» What you should do
Print every entry, word for word, and skip the images.

Data records:
────────────────

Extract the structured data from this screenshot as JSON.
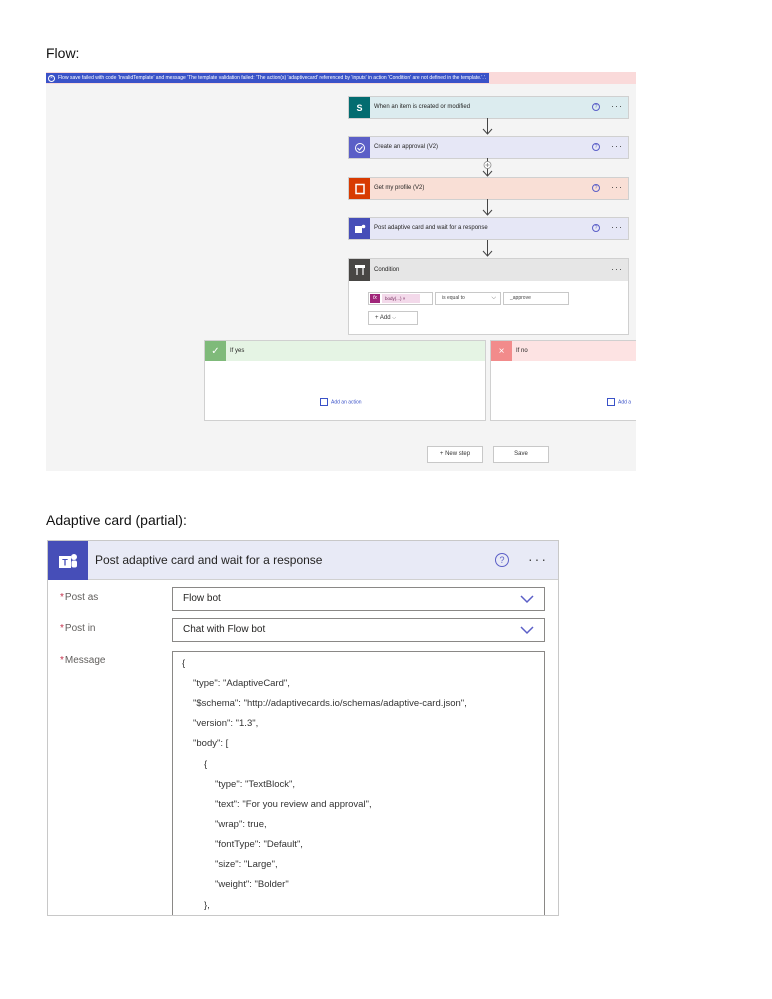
{
  "headings": {
    "flow": "Flow:",
    "card": "Adaptive card (partial):"
  },
  "error": {
    "message": "Flow save failed with code 'InvalidTemplate' and message 'The template validation failed: 'The action(s) 'adaptivecard' referenced by 'inputs' in action 'Condition' are not defined in the template.'.'."
  },
  "steps": [
    {
      "title": "When an item is created or modified",
      "icon": "sharepoint-icon",
      "icon_text": "S",
      "color": "#036c70",
      "tint": "#dcecef"
    },
    {
      "title": "Create an approval (V2)",
      "icon": "approval-icon",
      "icon_text": "",
      "color": "#5b5fc7",
      "tint": "#e6e7f6"
    },
    {
      "title": "Get my profile (V2)",
      "icon": "office-icon",
      "icon_text": "",
      "color": "#d83b01",
      "tint": "#f9dfd6"
    },
    {
      "title": "Post adaptive card and wait for a response",
      "icon": "teams-icon",
      "icon_text": "",
      "color": "#464eb8",
      "tint": "#e6e7f6"
    }
  ],
  "condition": {
    "title": "Condition",
    "token_label": "body(...)",
    "operator": "is equal to",
    "value": "_approve",
    "add_label": "Add"
  },
  "branches": {
    "yes": {
      "label": "If yes",
      "add_action": "Add an action",
      "color": "#7fba7a",
      "tint": "#e5f4e4"
    },
    "no": {
      "label": "If no",
      "add_action": "Add a",
      "color": "#f28b8b",
      "tint": "#fde3e3"
    }
  },
  "buttons": {
    "new_step": "+ New step",
    "save": "Save"
  },
  "card": {
    "title": "Post adaptive card and wait for a response",
    "post_as_label": "Post as",
    "post_as_value": "Flow bot",
    "post_in_label": "Post in",
    "post_in_value": "Chat with Flow bot",
    "message_label": "Message",
    "code_lines": [
      "{",
      "\"type\": \"AdaptiveCard\",",
      "\"$schema\": \"http://adaptivecards.io/schemas/adaptive-card.json\",",
      "\"version\": \"1.3\",",
      "\"body\": [",
      "{",
      "\"type\": \"TextBlock\",",
      "\"text\": \"For you review and approval\",",
      "\"wrap\": true,",
      "\"fontType\": \"Default\",",
      "\"size\": \"Large\",",
      "\"weight\": \"Bolder\"",
      "},"
    ]
  },
  "colors": {
    "accent": "#5b5fc7",
    "error_bg": "#fadada",
    "error_highlight": "#3a52c8",
    "required": "#c4314b"
  }
}
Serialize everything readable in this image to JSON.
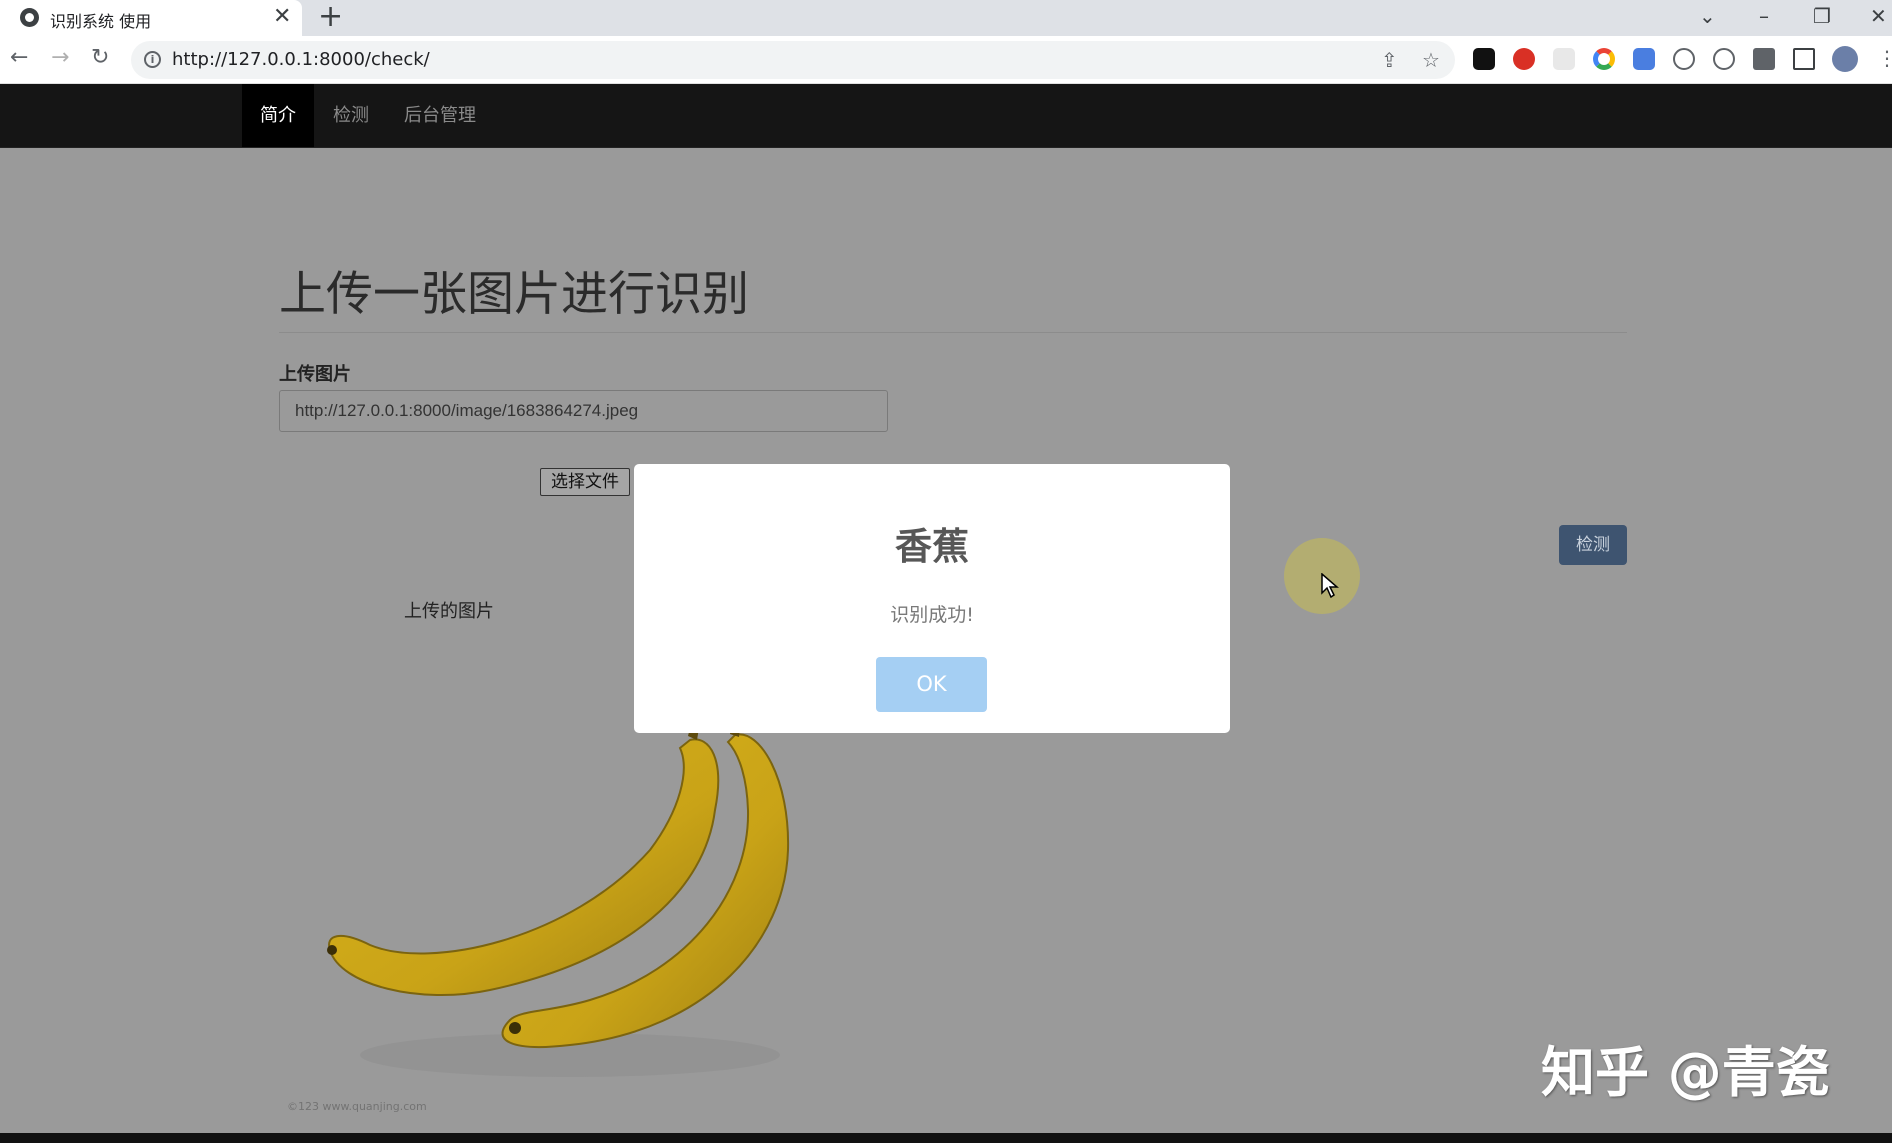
{
  "browser": {
    "tab_title": "识别系统 使用",
    "tab_close": "✕",
    "new_tab": "+",
    "url": "http://127.0.0.1:8000/check/",
    "window_controls": {
      "dropdown": "⌄",
      "minimize": "–",
      "restore": "❐",
      "close": "✕"
    },
    "extension_icons": [
      "share-icon",
      "bookmark-star-icon",
      "extension-1-icon",
      "extension-2-icon",
      "extension-3-icon",
      "chrome-icon",
      "translate-icon",
      "extension-4-icon",
      "extension-5-icon",
      "puzzle-icon",
      "sidebar-icon",
      "profile-avatar",
      "menu-icon"
    ]
  },
  "nav": {
    "items": [
      {
        "label": "简介",
        "active": true
      },
      {
        "label": "检测",
        "active": false
      },
      {
        "label": "后台管理",
        "active": false
      }
    ]
  },
  "page": {
    "title": "上传一张图片进行识别",
    "upload_label": "上传图片",
    "image_url": "http://127.0.0.1:8000/image/1683864274.jpeg",
    "choose_file": "选择文件",
    "detect": "检测",
    "uploaded_label": "上传的图片",
    "image_caption": "©123 www.quanjing.com"
  },
  "modal": {
    "title": "香蕉",
    "text": "识别成功!",
    "ok": "OK"
  },
  "watermark": "知乎 @青瓷",
  "colors": {
    "navbar": "#151515",
    "overlay_bg": "#9a9a9a",
    "detect_button": "#3e5470",
    "ok_button": "#a5cff3",
    "banana": "#e9c21e"
  }
}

────────────────

» Solution to this task
Extract the structured data from this screenshot as JSON.
{
  "headings": {
    "flow": "Flow:",
    "card": "Adaptive card (partial):"
  },
  "error": {
    "message": "Flow save failed with code 'InvalidTemplate' and message 'The template validation failed: 'The action(s) 'adaptivecard' referenced by 'inputs' in action 'Condition' are not defined in the template.'.'."
  },
  "steps": [
    {
      "title": "When an item is created or modified",
      "icon": "sharepoint-icon",
      "icon_text": "S",
      "color": "#036c70",
      "tint": "#dcecef"
    },
    {
      "title": "Create an approval (V2)",
      "icon": "approval-icon",
      "icon_text": "",
      "color": "#5b5fc7",
      "tint": "#e6e7f6"
    },
    {
      "title": "Get my profile (V2)",
      "icon": "office-icon",
      "icon_text": "",
      "color": "#d83b01",
      "tint": "#f9dfd6"
    },
    {
      "title": "Post adaptive card and wait for a response",
      "icon": "teams-icon",
      "icon_text": "",
      "color": "#464eb8",
      "tint": "#e6e7f6"
    }
  ],
  "condition": {
    "title": "Condition",
    "token_label": "body(...)",
    "operator": "is equal to",
    "value": "_approve",
    "add_label": "Add"
  },
  "branches": {
    "yes": {
      "label": "If yes",
      "add_action": "Add an action",
      "color": "#7fba7a",
      "tint": "#e5f4e4"
    },
    "no": {
      "label": "If no",
      "add_action": "Add a",
      "color": "#f28b8b",
      "tint": "#fde3e3"
    }
  },
  "buttons": {
    "new_step": "+ New step",
    "save": "Save"
  },
  "card": {
    "title": "Post adaptive card and wait for a response",
    "post_as_label": "Post as",
    "post_as_value": "Flow bot",
    "post_in_label": "Post in",
    "post_in_value": "Chat with Flow bot",
    "message_label": "Message",
    "code_lines": [
      "{",
      "\"type\": \"AdaptiveCard\",",
      "\"$schema\": \"http://adaptivecards.io/schemas/adaptive-card.json\",",
      "\"version\": \"1.3\",",
      "\"body\": [",
      "{",
      "\"type\": \"TextBlock\",",
      "\"text\": \"For you review and approval\",",
      "\"wrap\": true,",
      "\"fontType\": \"Default\",",
      "\"size\": \"Large\",",
      "\"weight\": \"Bolder\"",
      "},"
    ]
  },
  "colors": {
    "accent": "#5b5fc7",
    "error_bg": "#fadada",
    "error_highlight": "#3a52c8",
    "required": "#c4314b"
  }
}
Serialize everything readable in this image to JSON.
{
  "browser": {
    "tab_title": "识别系统 使用",
    "tab_close": "✕",
    "new_tab": "+",
    "url": "http://127.0.0.1:8000/check/",
    "window_controls": {
      "dropdown": "⌄",
      "minimize": "–",
      "restore": "❐",
      "close": "✕"
    },
    "extension_icons": [
      "share-icon",
      "bookmark-star-icon",
      "extension-1-icon",
      "extension-2-icon",
      "extension-3-icon",
      "chrome-icon",
      "translate-icon",
      "extension-4-icon",
      "extension-5-icon",
      "puzzle-icon",
      "sidebar-icon",
      "profile-avatar",
      "menu-icon"
    ]
  },
  "nav": {
    "items": [
      {
        "label": "简介",
        "active": true
      },
      {
        "label": "检测",
        "active": false
      },
      {
        "label": "后台管理",
        "active": false
      }
    ]
  },
  "page": {
    "title": "上传一张图片进行识别",
    "upload_label": "上传图片",
    "image_url": "http://127.0.0.1:8000/image/1683864274.jpeg",
    "choose_file": "选择文件",
    "detect": "检测",
    "uploaded_label": "上传的图片",
    "image_caption": "©123 www.quanjing.com"
  },
  "modal": {
    "title": "香蕉",
    "text": "识别成功!",
    "ok": "OK"
  },
  "watermark": "知乎 @青瓷",
  "colors": {
    "navbar": "#151515",
    "overlay_bg": "#9a9a9a",
    "detect_button": "#3e5470",
    "ok_button": "#a5cff3",
    "banana": "#e9c21e"
  }
}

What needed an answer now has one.